SET PROBLEM:
Give the listing again in full, exactly as written.

--- Begin GIVEN INFORMATION ---

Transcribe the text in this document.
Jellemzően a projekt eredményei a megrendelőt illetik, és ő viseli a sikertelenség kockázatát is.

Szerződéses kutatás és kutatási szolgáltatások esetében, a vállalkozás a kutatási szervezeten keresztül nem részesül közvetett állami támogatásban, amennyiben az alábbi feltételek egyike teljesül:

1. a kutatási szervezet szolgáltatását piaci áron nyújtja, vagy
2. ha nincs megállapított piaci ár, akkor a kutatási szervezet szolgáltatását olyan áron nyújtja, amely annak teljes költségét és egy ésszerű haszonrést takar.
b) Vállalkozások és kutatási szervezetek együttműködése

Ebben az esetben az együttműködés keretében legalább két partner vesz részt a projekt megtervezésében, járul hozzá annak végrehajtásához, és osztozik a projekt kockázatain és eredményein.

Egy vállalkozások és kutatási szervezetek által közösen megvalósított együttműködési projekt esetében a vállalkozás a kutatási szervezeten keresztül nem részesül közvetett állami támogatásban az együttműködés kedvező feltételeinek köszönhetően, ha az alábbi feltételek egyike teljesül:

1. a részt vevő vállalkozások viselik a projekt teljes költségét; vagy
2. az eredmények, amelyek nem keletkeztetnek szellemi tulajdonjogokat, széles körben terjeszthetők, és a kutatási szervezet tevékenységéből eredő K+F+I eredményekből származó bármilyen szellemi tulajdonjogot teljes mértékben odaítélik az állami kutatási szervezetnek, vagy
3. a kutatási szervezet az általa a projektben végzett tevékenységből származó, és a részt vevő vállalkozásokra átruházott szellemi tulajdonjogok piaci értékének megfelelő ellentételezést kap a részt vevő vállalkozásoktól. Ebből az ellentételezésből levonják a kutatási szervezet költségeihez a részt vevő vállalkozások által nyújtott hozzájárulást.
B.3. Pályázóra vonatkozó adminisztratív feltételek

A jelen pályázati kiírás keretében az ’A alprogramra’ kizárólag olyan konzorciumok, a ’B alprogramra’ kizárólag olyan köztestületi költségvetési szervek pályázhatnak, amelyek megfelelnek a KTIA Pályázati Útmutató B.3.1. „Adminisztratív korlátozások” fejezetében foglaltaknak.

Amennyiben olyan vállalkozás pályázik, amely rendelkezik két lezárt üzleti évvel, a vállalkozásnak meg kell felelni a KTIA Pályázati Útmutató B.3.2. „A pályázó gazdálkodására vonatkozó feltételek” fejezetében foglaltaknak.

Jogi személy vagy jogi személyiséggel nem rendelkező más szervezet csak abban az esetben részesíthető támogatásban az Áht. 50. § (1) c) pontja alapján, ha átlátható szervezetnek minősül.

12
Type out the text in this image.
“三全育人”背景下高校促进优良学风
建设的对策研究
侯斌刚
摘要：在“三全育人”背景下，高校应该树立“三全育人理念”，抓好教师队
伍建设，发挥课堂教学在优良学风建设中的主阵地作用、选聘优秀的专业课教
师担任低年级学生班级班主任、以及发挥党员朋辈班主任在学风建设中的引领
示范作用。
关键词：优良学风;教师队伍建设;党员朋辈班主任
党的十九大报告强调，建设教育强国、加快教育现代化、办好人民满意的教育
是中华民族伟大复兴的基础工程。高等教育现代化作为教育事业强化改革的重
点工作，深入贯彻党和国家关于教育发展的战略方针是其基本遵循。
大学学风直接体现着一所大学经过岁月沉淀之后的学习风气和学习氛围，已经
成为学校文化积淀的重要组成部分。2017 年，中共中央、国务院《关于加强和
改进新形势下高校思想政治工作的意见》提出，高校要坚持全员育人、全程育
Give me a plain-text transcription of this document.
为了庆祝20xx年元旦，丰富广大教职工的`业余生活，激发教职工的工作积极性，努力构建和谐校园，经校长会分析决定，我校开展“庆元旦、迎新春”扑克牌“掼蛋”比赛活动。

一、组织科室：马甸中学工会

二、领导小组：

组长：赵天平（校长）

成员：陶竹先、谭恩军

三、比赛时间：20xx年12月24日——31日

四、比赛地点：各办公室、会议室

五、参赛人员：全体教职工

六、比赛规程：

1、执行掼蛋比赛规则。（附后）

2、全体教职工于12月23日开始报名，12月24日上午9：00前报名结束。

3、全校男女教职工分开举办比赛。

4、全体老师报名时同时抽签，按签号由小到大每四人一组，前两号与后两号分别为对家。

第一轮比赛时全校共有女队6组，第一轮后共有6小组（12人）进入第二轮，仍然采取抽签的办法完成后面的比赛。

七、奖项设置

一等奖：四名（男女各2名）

--- End GIVEN INFORMATION ---

IN RESPONSE:
Transcribe the text in this document.
Jellemzően a projekt eredményei a megrendelőt illetik, és ő viseli a sikertelenség kockázatát is.

Szerződéses kutatás és kutatási szolgáltatások esetében, a vállalkozás a kutatási szervezeten keresztül nem részesül közvetett állami támogatásban, amennyiben az alábbi feltételek egyike teljesül:

1. a kutatási szervezet szolgáltatását piaci áron nyújtja, vagy
2. ha nincs megállapított piaci ár, akkor a kutatási szervezet szolgáltatását olyan áron nyújtja, amely annak teljes költségét és egy ésszerű haszonrést takar.
b) Vállalkozások és kutatási szervezetek együttműködése

Ebben az esetben az együttműködés keretében legalább két partner vesz részt a projekt megtervezésében, járul hozzá annak végrehajtásához, és osztozik a projekt kockázatain és eredményein.

Egy vállalkozások és kutatási szervezetek által közösen megvalósított együttműködési projekt esetében a vállalkozás a kutatási szervezeten keresztül nem részesül közvetett állami támogatásban az együttműködés kedvező feltételeinek köszönhetően, ha az alábbi feltételek egyike teljesül:

1. a részt vevő vállalkozások viselik a projekt teljes költségét; vagy
2. az eredmények, amelyek nem keletkeztetnek szellemi tulajdonjogokat, széles körben terjeszthetők, és a kutatási szervezet tevékenységéből eredő K+F+I eredményekből származó bármilyen szellemi tulajdonjogot teljes mértékben odaítélik az állami kutatási szervezetnek, vagy
3. a kutatási szervezet az általa a projektben végzett tevékenységből származó, és a részt vevő vállalkozásokra átruházott szellemi tulajdonjogok piaci értékének megfelelő ellentételezést kap a részt vevő vállalkozásoktól. Ebből az ellentételezésből levonják a kutatási szervezet költségeihez a részt vevő vállalkozások által nyújtott hozzájárulást.
B.3. Pályázóra vonatkozó adminisztratív feltételek

A jelen pályázati kiírás keretében az ’A alprogramra’ kizárólag olyan konzorciumok, a ’B alprogramra’ kizárólag olyan köztestületi költségvetési szervek pályázhatnak, amelyek megfelelnek a KTIA Pályázati Útmutató B.3.1. „Adminisztratív korlátozások” fejezetében foglaltaknak.

Amennyiben olyan vállalkozás pályázik, amely rendelkezik két lezárt üzleti évvel, a vállalkozásnak meg kell felelni a KTIA Pályázati Útmutató B.3.2. „A pályázó gazdálkodására vonatkozó feltételek” fejezetében foglaltaknak.

Jogi személy vagy jogi személyiséggel nem rendelkező más szervezet csak abban az esetben részesíthető támogatásban az Áht. 50. § (1) c) pontja alapján, ha átlátható szervezetnek minősül.

12
Type out the text in this image.
“三全育人”背景下高校促进优良学风
建设的对策研究
侯斌刚
摘要：在“三全育人”背景下，高校应该树立“三全育人理念”，抓好教师队
伍建设，发挥课堂教学在优良学风建设中的主阵地作用、选聘优秀的专业课教
师担任低年级学生班级班主任、以及发挥党员朋辈班主任在学风建设中的引领
示范作用。
关键词：优良学风;教师队伍建设;党员朋辈班主任
党的十九大报告强调，建设教育强国、加快教育现代化、办好人民满意的教育
是中华民族伟大复兴的基础工程。高等教育现代化作为教育事业强化改革的重
点工作，深入贯彻党和国家关于教育发展的战略方针是其基本遵循。
大学学风直接体现着一所大学经过岁月沉淀之后的学习风气和学习氛围，已经
成为学校文化积淀的重要组成部分。2017 年，中共中央、国务院《关于加强和
改进新形势下高校思想政治工作的意见》提出，高校要坚持全员育人、全程育
Give me a plain-text transcription of this document.
为了庆祝20xx年元旦，丰富广大教职工的`业余生活，激发教职工的工作积极性，努力构建和谐校园，经校长会分析决定，我校开展“庆元旦、迎新春”扑克牌“掼蛋”比赛活动。

一、组织科室：马甸中学工会

二、领导小组：

组长：赵天平（校长）

成员：陶竹先、谭恩军

三、比赛时间：20xx年12月24日——31日

四、比赛地点：各办公室、会议室

五、参赛人员：全体教职工

六、比赛规程：

1、执行掼蛋比赛规则。（附后）

2、全体教职工于12月23日开始报名，12月24日上午9：00前报名结束。

3、全校男女教职工分开举办比赛。

4、全体老师报名时同时抽签，按签号由小到大每四人一组，前两号与后两号分别为对家。

第一轮比赛时全校共有女队6组，第一轮后共有6小组（12人）进入第二轮，仍然采取抽签的办法完成后面的比赛。

七、奖项设置

一等奖：四名（男女各2名）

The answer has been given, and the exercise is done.